### EXERCISE DESCRIPTION
Reproduce all the lines exactly as they stand, apart from the pictures.

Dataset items
━━━━━━━━
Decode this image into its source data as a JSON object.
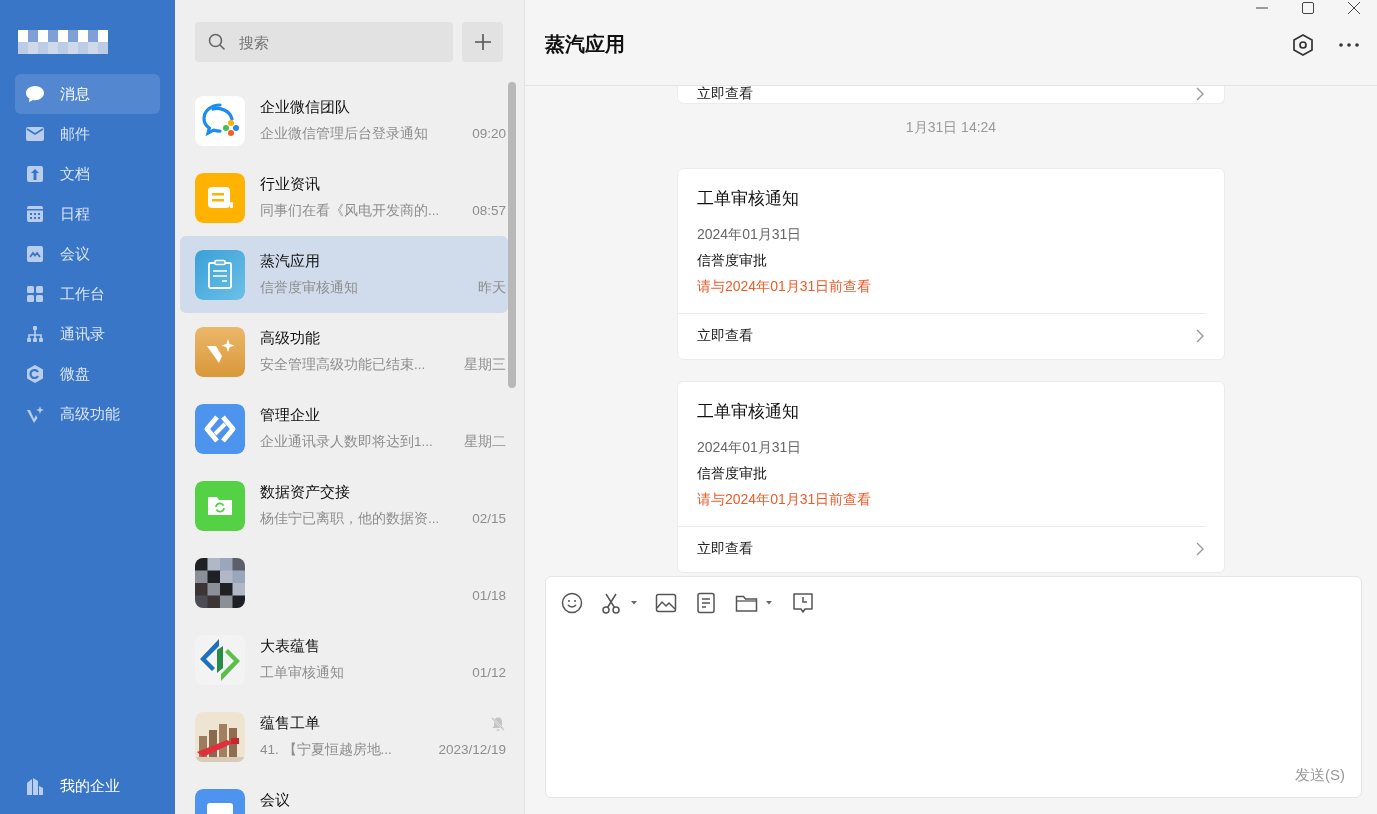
{
  "sidebar": {
    "items": [
      {
        "label": "消息",
        "selected": true
      },
      {
        "label": "邮件",
        "selected": false
      },
      {
        "label": "文档",
        "selected": false
      },
      {
        "label": "日程",
        "selected": false
      },
      {
        "label": "会议",
        "selected": false
      },
      {
        "label": "工作台",
        "selected": false
      },
      {
        "label": "通讯录",
        "selected": false
      },
      {
        "label": "微盘",
        "selected": false
      },
      {
        "label": "高级功能",
        "selected": false
      }
    ],
    "footer": {
      "label": "我的企业"
    }
  },
  "chat_list": {
    "search": {
      "placeholder": "搜索"
    },
    "chats": [
      {
        "name": "企业微信团队",
        "preview": "企业微信管理后台登录通知",
        "time": "09:20",
        "muted": false,
        "selected": false
      },
      {
        "name": "行业资讯",
        "preview": "同事们在看《风电开发商的...",
        "time": "08:57",
        "muted": false,
        "selected": false
      },
      {
        "name": "蒸汽应用",
        "preview": "信誉度审核通知",
        "time": "昨天",
        "muted": false,
        "selected": true
      },
      {
        "name": "高级功能",
        "preview": "安全管理高级功能已结束...",
        "time": "星期三",
        "muted": false,
        "selected": false
      },
      {
        "name": "管理企业",
        "preview": "企业通讯录人数即将达到1...",
        "time": "星期二",
        "muted": false,
        "selected": false
      },
      {
        "name": "数据资产交接",
        "preview": "杨佳宁已离职，他的数据资...",
        "time": "02/15",
        "muted": false,
        "selected": false
      },
      {
        "time": "01/18",
        "muted": false,
        "selected": false
      },
      {
        "name": "大表蕴售",
        "preview": "工单审核通知",
        "time": "01/12",
        "muted": false,
        "selected": false
      },
      {
        "name": "蕴售工单",
        "preview": "41. 【宁夏恒越房地...",
        "time": "2023/12/19",
        "muted": true,
        "selected": false
      },
      {
        "name": "会议",
        "muted": false,
        "selected": false
      }
    ]
  },
  "conversation": {
    "title": "蒸汽应用",
    "cards": [
      {
        "kind": "partial",
        "action": "立即查看"
      },
      {
        "kind": "separator",
        "text": "1月31日 14:24"
      },
      {
        "kind": "notice",
        "title": "工单审核通知",
        "date": "2024年01月31日",
        "subject": "信誉度审批",
        "deadline": "请与2024年01月31日前查看",
        "action": "立即查看"
      },
      {
        "kind": "notice",
        "title": "工单审核通知",
        "date": "2024年01月31日",
        "subject": "信誉度审批",
        "deadline": "请与2024年01月31日前查看",
        "action": "立即查看"
      }
    ]
  },
  "composer": {
    "send": "发送(S)"
  }
}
━━━━━━━━
### RIGHT ANSWER
Decode this image into its source data as a JSON object.
{
  "sidebar": {
    "items": [
      {
        "label": "消息",
        "selected": true
      },
      {
        "label": "邮件",
        "selected": false
      },
      {
        "label": "文档",
        "selected": false
      },
      {
        "label": "日程",
        "selected": false
      },
      {
        "label": "会议",
        "selected": false
      },
      {
        "label": "工作台",
        "selected": false
      },
      {
        "label": "通讯录",
        "selected": false
      },
      {
        "label": "微盘",
        "selected": false
      },
      {
        "label": "高级功能",
        "selected": false
      }
    ],
    "footer": {
      "label": "我的企业"
    }
  },
  "chat_list": {
    "search": {
      "placeholder": "搜索"
    },
    "chats": [
      {
        "name": "企业微信团队",
        "preview": "企业微信管理后台登录通知",
        "time": "09:20",
        "muted": false,
        "selected": false
      },
      {
        "name": "行业资讯",
        "preview": "同事们在看《风电开发商的...",
        "time": "08:57",
        "muted": false,
        "selected": false
      },
      {
        "name": "蒸汽应用",
        "preview": "信誉度审核通知",
        "time": "昨天",
        "muted": false,
        "selected": true
      },
      {
        "name": "高级功能",
        "preview": "安全管理高级功能已结束...",
        "time": "星期三",
        "muted": false,
        "selected": false
      },
      {
        "name": "管理企业",
        "preview": "企业通讯录人数即将达到1...",
        "time": "星期二",
        "muted": false,
        "selected": false
      },
      {
        "name": "数据资产交接",
        "preview": "杨佳宁已离职，他的数据资...",
        "time": "02/15",
        "muted": false,
        "selected": false
      },
      {
        "time": "01/18",
        "muted": false,
        "selected": false
      },
      {
        "name": "大表蕴售",
        "preview": "工单审核通知",
        "time": "01/12",
        "muted": false,
        "selected": false
      },
      {
        "name": "蕴售工单",
        "preview": "41. 【宁夏恒越房地...",
        "time": "2023/12/19",
        "muted": true,
        "selected": false
      },
      {
        "name": "会议",
        "muted": false,
        "selected": false
      }
    ]
  },
  "conversation": {
    "title": "蒸汽应用",
    "cards": [
      {
        "kind": "partial",
        "action": "立即查看"
      },
      {
        "kind": "separator",
        "text": "1月31日 14:24"
      },
      {
        "kind": "notice",
        "title": "工单审核通知",
        "date": "2024年01月31日",
        "subject": "信誉度审批",
        "deadline": "请与2024年01月31日前查看",
        "action": "立即查看"
      },
      {
        "kind": "notice",
        "title": "工单审核通知",
        "date": "2024年01月31日",
        "subject": "信誉度审批",
        "deadline": "请与2024年01月31日前查看",
        "action": "立即查看"
      }
    ]
  },
  "composer": {
    "send": "发送(S)"
  }
}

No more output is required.